**Reading passage:**
The UK’s fifth carbon budget calls for a 57% reduction in greenhouse gas (GHG) emissions relative to 1990 levels by 2028-2032. This post evaluates whether this goal is achievable and concludes that at best it will be difficult to meet. It also reviews the reasons behind the UK’s apparent success in reducing its GHG emissions (down by 36% in 2014 relative to 1990) and concludes that this reduction is largely a result of market forces and that renewable energy has played only a minor part. The post also highlights the fact that only about a quarter of UK GHG emissions come from the electricity sector, meaning that the UK’s emissions targets can be met only by making major reductions in emissions from the other energy-consuming sectors, which is a much tougher proposition.
The data used in the post are from the Committee on Climate Change’s Fifth Carbon Budget report , the Climate Change Committee’s Central Scenario data, the DECC Greenhouse Gas Emissions National Statistics or the Climate Change Committee’s Excel spreadheets unless otherwise specified.
The UK’s carbon budget is set by the Climate Change Committee (CCC), “an independent statutory body which was established under the Climate Change Act (2008) to advise UK and devolved administration governments on setting and meeting carbon budgets, and preparing for climate change.” The CCC’s fifth carbon budget has now been adopted by Parliament, and a projection of historic trends makes it look as if it will be achievable:
Figure 1: Emissions trends relative to carbon budgets and the “80% by 2050” target (reproduced from the CCC Report)
There are, however, two reasons to suppose it may not be. The first is that much of the low-hanging fruit has already been picked, which will make it progressively more difficult to keep the trend line heading down. The CCC recognizes as much when it says:
Our proposed budget requires a continuation of the increase in take-up of ultra-low emission vehicles (e.g. electric and plug-in hybrid cars and vans) and low-carbon heat (e.g. heat networks and heat pumps) required by the fourth carbon budget. These changes will require bigger behavioural adjustments than emissions reductions to date, but are needed to prepare for the 2050 target. To involve genuine emissions reductions they should be accompanied by deep reductions in emissions from electricity generation. It is important to signal this direction in advance given the time required to develop new policies, to grow currently nascent markets, for consumer behaviours to adapt and to invest in supporting infrastructure and innovation.
How much success will be achieved in getting consumers to adapt their behavior is questionable. And how are the “deep reductions in emissions from electricity generation” to be achieved? According to the CCC:
This reduction could be delivered by a range of different mixes of low-carbon generation (i.e. renewables, nuclear and CCS), reaching a total share of around 75% of generation by 2030. It is important that the low-carbon portfolio includes roll-out in the 2020s of offshore wind and CCS given their long-term importance and the role of UK deployment in driving down costs.
Figure 2 shows the CCC’s “central scenario” future generation mix, which will achieve the desired emissions reduction. Coal disappears, gas and nuclear generation decrease and the difference is made up with a variety of renewable sources in which wind plays the leading role. But whether wind capacity can be expanded this much given the dwindling level of renewables investment in Europe and the as-yet-unknown impacts of Brexit is uncertain. Second comes CCS, which can already be discounted as a failed technology. There is also a growing realization that biomass is not a carbon-free fuel even though the CCC treats it as such. How much biomass will figure in the UK’s 2030 generation mix is therefore also open to question. It’s easy to see how this generation mix could fall 100TWh or more short of meeting projected 2030 annual electricity demand.

**Data:**
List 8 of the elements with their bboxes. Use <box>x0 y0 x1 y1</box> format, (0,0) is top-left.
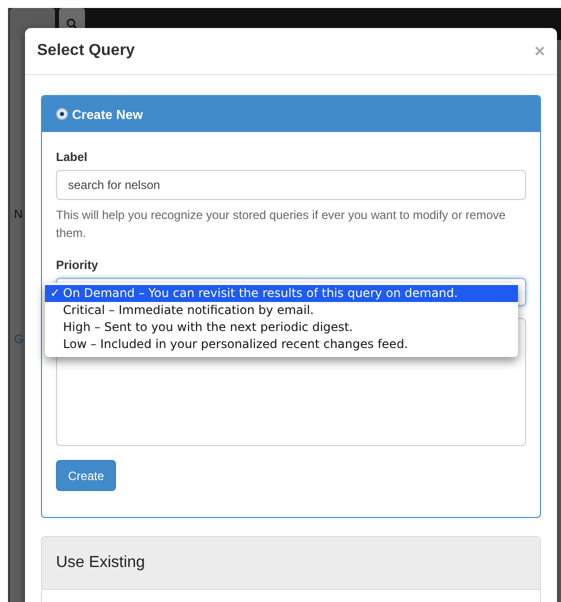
panel-title: Use Existing <box>56 554 145 572</box>
background-text: G <box>14 332 24 346</box>
panel-title: Create New <box>72 106 143 122</box>
background-text: N <box>14 207 23 221</box>
help-text: This will help you recognize your stored queries if ever you want to modify or remove them. <box>56 207 507 242</box>
modal-title: Select Query <box>37 42 135 60</box>
field-label: Priority <box>56 258 100 272</box>
field-label: Label <box>56 150 88 164</box>
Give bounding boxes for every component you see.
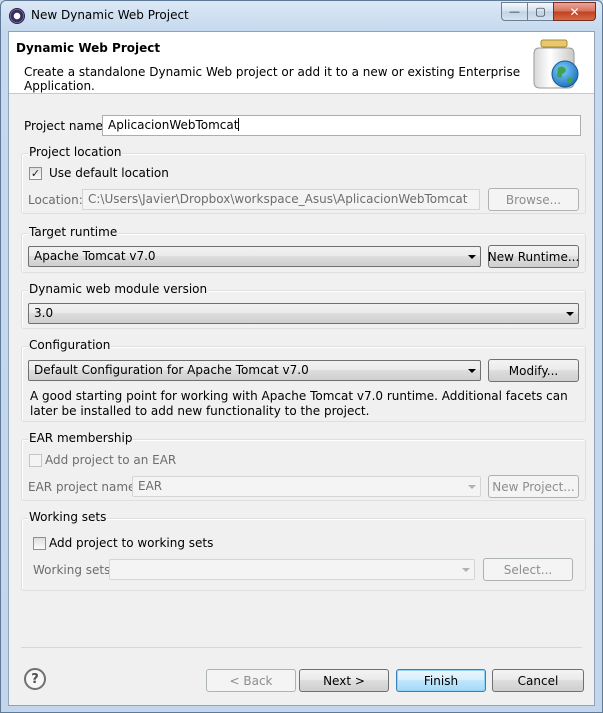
target-runtime-select[interactable]: Apache Tomcat v7.0 (28, 246, 481, 267)
module-version-value: 3.0 (34, 306, 54, 320)
minimize-icon: — (509, 5, 520, 18)
configuration-group: Configuration Default Configuration for … (21, 338, 586, 422)
project-name-label: Project name: (24, 119, 107, 133)
location-label: Location: (28, 193, 83, 207)
target-runtime-group: Target runtime Apache Tomcat v7.0 New Ru… (21, 225, 586, 273)
cancel-button[interactable]: Cancel (492, 669, 584, 692)
configuration-value: Default Configuration for Apache Tomcat … (34, 363, 309, 377)
modify-button[interactable]: Modify... (488, 359, 579, 382)
finish-button[interactable]: Finish (396, 669, 486, 692)
maximize-icon: ▢ (535, 5, 546, 18)
configuration-select[interactable]: Default Configuration for Apache Tomcat … (28, 360, 481, 381)
jar-globe-icon (533, 39, 579, 89)
location-input[interactable]: C:\Users\Javier\Dropbox\workspace_Asus\A… (82, 189, 480, 210)
target-runtime-title: Target runtime (28, 225, 119, 239)
module-version-select[interactable]: 3.0 (28, 303, 579, 324)
add-to-ear-label[interactable]: Add project to an EAR (45, 453, 176, 467)
help-icon[interactable]: ? (24, 668, 46, 690)
close-button[interactable]: ✕ (553, 2, 596, 21)
working-sets-title: Working sets (28, 510, 108, 524)
chevron-down-icon (468, 485, 476, 489)
window-title: New Dynamic Web Project (31, 8, 189, 22)
project-location-group: Project location ✓ Use default location … (21, 145, 586, 214)
maximize-button[interactable]: ▢ (527, 2, 553, 21)
ear-project-value: EAR (138, 479, 163, 493)
browse-button[interactable]: Browse... (488, 188, 579, 211)
back-button[interactable]: < Back (206, 669, 296, 692)
ear-project-name-label: EAR project name: (28, 480, 140, 494)
minimize-button[interactable]: — (501, 2, 527, 21)
select-working-sets-button[interactable]: Select... (483, 558, 573, 581)
add-to-ear-checkbox[interactable] (29, 454, 42, 467)
page-title: Dynamic Web Project (16, 41, 161, 55)
use-default-location-checkbox[interactable]: ✓ (29, 167, 42, 180)
chevron-down-icon (468, 255, 476, 259)
project-name-value: AplicacionWebTomcat (108, 118, 239, 132)
add-to-working-sets-checkbox[interactable] (33, 537, 46, 550)
dialog-client-area: Dynamic Web Project Create a standalone … (8, 31, 595, 706)
text-caret (238, 118, 240, 131)
eclipse-icon (9, 8, 25, 24)
project-location-title: Project location (28, 145, 123, 159)
new-ear-project-button[interactable]: New Project... (488, 475, 579, 498)
chevron-down-icon (468, 369, 476, 373)
configuration-description: A good starting point for working with A… (30, 389, 568, 418)
chevron-down-icon (566, 312, 574, 316)
dialog-window: New Dynamic Web Project — ▢ ✕ Dynamic We… (0, 0, 603, 713)
project-name-input[interactable]: AplicacionWebTomcat (102, 115, 581, 136)
ear-project-select[interactable]: EAR (132, 476, 481, 497)
wizard-header: Dynamic Web Project Create a standalone … (9, 32, 594, 94)
configuration-title: Configuration (28, 338, 112, 352)
new-runtime-button[interactable]: New Runtime... (488, 245, 579, 268)
close-icon: ✕ (569, 4, 580, 19)
chevron-down-icon (462, 568, 470, 572)
title-bar[interactable]: New Dynamic Web Project — ▢ ✕ (1, 1, 602, 31)
next-button[interactable]: Next > (299, 669, 389, 692)
check-icon: ✓ (30, 167, 41, 180)
module-version-group: Dynamic web module version 3.0 (21, 282, 586, 329)
module-version-title: Dynamic web module version (28, 282, 209, 296)
working-sets-group: Working sets Add project to working sets… (21, 510, 586, 591)
add-to-working-sets-label[interactable]: Add project to working sets (49, 536, 213, 550)
footer-separator (21, 647, 582, 648)
ear-membership-title: EAR membership (28, 431, 134, 445)
page-description: Create a standalone Dynamic Web project … (24, 65, 521, 93)
use-default-location-label[interactable]: Use default location (49, 166, 169, 180)
working-sets-select[interactable] (109, 559, 475, 580)
window-controls: — ▢ ✕ (501, 2, 596, 21)
working-sets-label: Working sets: (33, 563, 115, 577)
ear-membership-group: EAR membership Add project to an EAR EAR… (21, 431, 586, 501)
target-runtime-value: Apache Tomcat v7.0 (34, 249, 156, 263)
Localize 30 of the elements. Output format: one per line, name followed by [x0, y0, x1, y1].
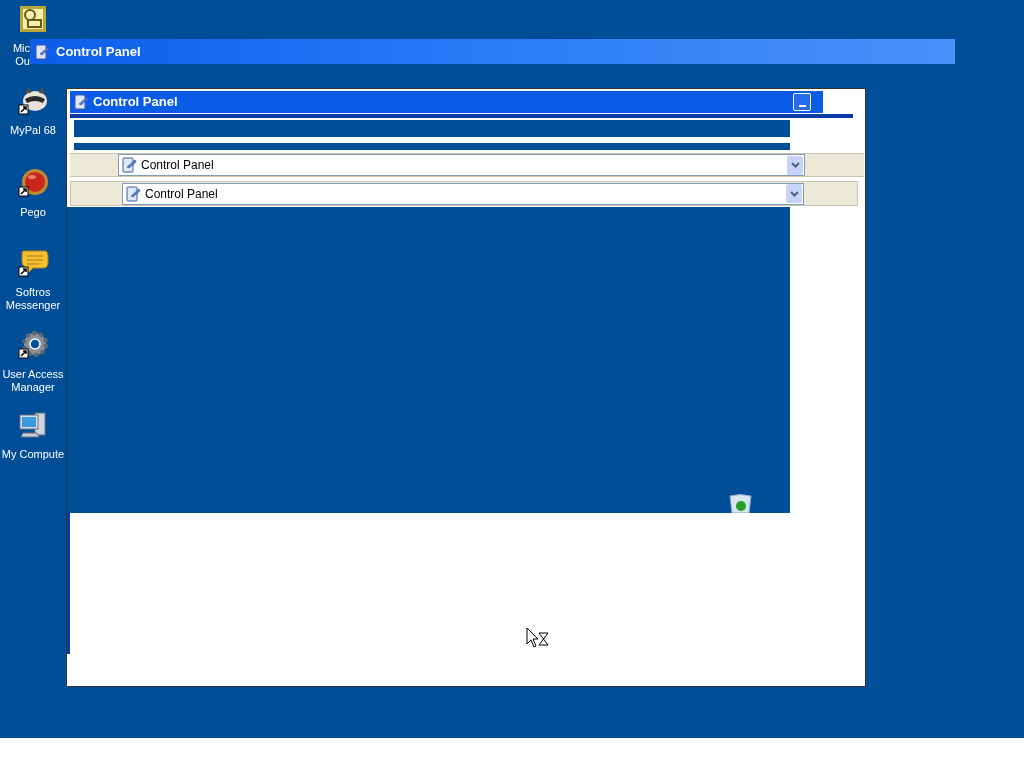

**What is asked:**
- a) Please answer these from the carbon budget post:
(i) What percentage cut in greenhouse gas emissions relative to 1990 levels does the fifth carbon budget call for, and by which period?
(ii) By how much had UK greenhouse gas emissions fallen in 2014 compared with 1990?
(iii) What total share of generation does the CCC say low-carbon sources should reach by 2030?
- b) Translate this sentence from the carbon budget post into Spanish: "How much success will be achieved in getting consumers to adapt their behavior is questionable."
The entries play no part here.

**Outputs:**
- a)
(i) A 57% reduction by 2028-2032.
(ii) By 36%.
(iii) Around 75%.

- b) Es cuestionable cuánto éxito se logrará en conseguir que los consumidores adapten su comportamiento.